### EXERCISE PROMPT
From the listing that follows, output everything exactly except the pictures.
★ ★ ★ ★ ★ ★ ★
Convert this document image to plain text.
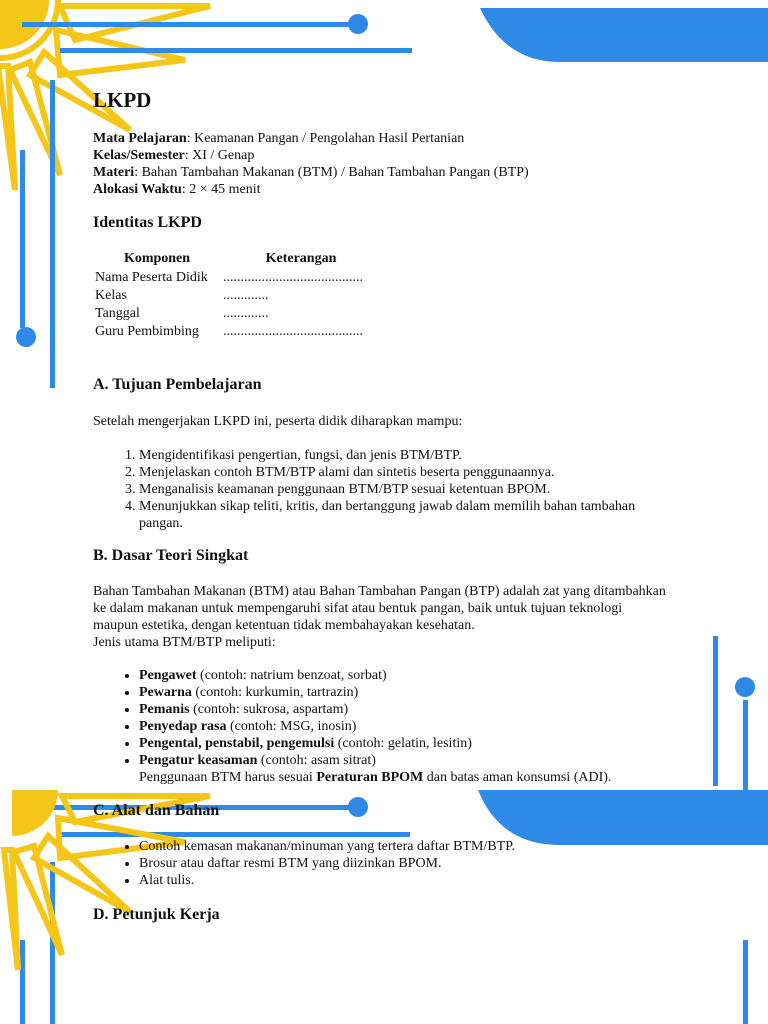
LKPD
Mata Pelajaran: Keamanan Pangan / Pengolahan Hasil Pertanian
Kelas/Semester: XI / Genap
Materi: Bahan Tambahan Makanan (BTM) / Bahan Tambahan Pangan (BTP)
Alokasi Waktu: 2 × 45 menit
Identitas LKPD
Komponen	Keterangan
Nama Peserta Didik	........................................
Kelas	.............
Tanggal	.............
Guru Pembimbing	........................................
A. Tujuan Pembelajaran

Setelah mengerjakan LKPD ini, peserta didik diharapkan mampu:

1. Mengidentifikasi pengertian, fungsi, dan jenis BTM/BTP.
2. Menjelaskan contoh BTM/BTP alami dan sintetis beserta penggunaannya.
3. Menganalisis keamanan penggunaan BTM/BTP sesuai ketentuan BPOM.
4. Menunjukkan sikap teliti, kritis, dan bertanggung jawab dalam memilih bahan tambahan pangan.
B. Dasar Teori Singkat

Bahan Tambahan Makanan (BTM) atau Bahan Tambahan Pangan (BTP) adalah zat yang ditambahkan ke dalam makanan untuk mempengaruhi sifat atau bentuk pangan, baik untuk tujuan teknologi maupun estetika, dengan ketentuan tidak membahayakan kesehatan.

Jenis utama BTM/BTP meliputi:

• Pengawet (contoh: natrium benzoat, sorbat)
• Pewarna (contoh: kurkumin, tartrazin)
• Pemanis (contoh: sukrosa, aspartam)
• Penyedap rasa (contoh: MSG, inosin)
• Pengental, penstabil, pengemulsi (contoh: gelatin, lesitin)
• Pengatur keasaman (contoh: asam sitrat)
Penggunaan BTM harus sesuai Peraturan BPOM dan batas aman konsumsi (ADI).
C. Alat dan Bahan
• Contoh kemasan makanan/minuman yang tertera daftar BTM/BTP.
• Brosur atau daftar resmi BTM yang diizinkan BPOM.
• Alat tulis.
D. Petunjuk Kerja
★ ★ ★ ★ ★ ★ ★
### SOLUTION FOR THIS TASK
Convert this document image to plain text.
LKPD
Mata Pelajaran: Keamanan Pangan / Pengolahan Hasil Pertanian
Kelas/Semester: XI / Genap
Materi: Bahan Tambahan Makanan (BTM) / Bahan Tambahan Pangan (BTP)
Alokasi Waktu: 2 × 45 menit
Identitas LKPD
Komponen	Keterangan
Nama Peserta Didik	........................................
Kelas	.............
Tanggal	.............
Guru Pembimbing	........................................
A. Tujuan Pembelajaran

Setelah mengerjakan LKPD ini, peserta didik diharapkan mampu:

1. Mengidentifikasi pengertian, fungsi, dan jenis BTM/BTP.
2. Menjelaskan contoh BTM/BTP alami dan sintetis beserta penggunaannya.
3. Menganalisis keamanan penggunaan BTM/BTP sesuai ketentuan BPOM.
4. Menunjukkan sikap teliti, kritis, dan bertanggung jawab dalam memilih bahan tambahan pangan.
B. Dasar Teori Singkat

Bahan Tambahan Makanan (BTM) atau Bahan Tambahan Pangan (BTP) adalah zat yang ditambahkan ke dalam makanan untuk mempengaruhi sifat atau bentuk pangan, baik untuk tujuan teknologi maupun estetika, dengan ketentuan tidak membahayakan kesehatan.

Jenis utama BTM/BTP meliputi:

• Pengawet (contoh: natrium benzoat, sorbat)
• Pewarna (contoh: kurkumin, tartrazin)
• Pemanis (contoh: sukrosa, aspartam)
• Penyedap rasa (contoh: MSG, inosin)
• Pengental, penstabil, pengemulsi (contoh: gelatin, lesitin)
• Pengatur keasaman (contoh: asam sitrat)
Penggunaan BTM harus sesuai Peraturan BPOM dan batas aman konsumsi (ADI).
C. Alat dan Bahan
• Contoh kemasan makanan/minuman yang tertera daftar BTM/BTP.
• Brosur atau daftar resmi BTM yang diizinkan BPOM.
• Alat tulis.
D. Petunjuk Kerja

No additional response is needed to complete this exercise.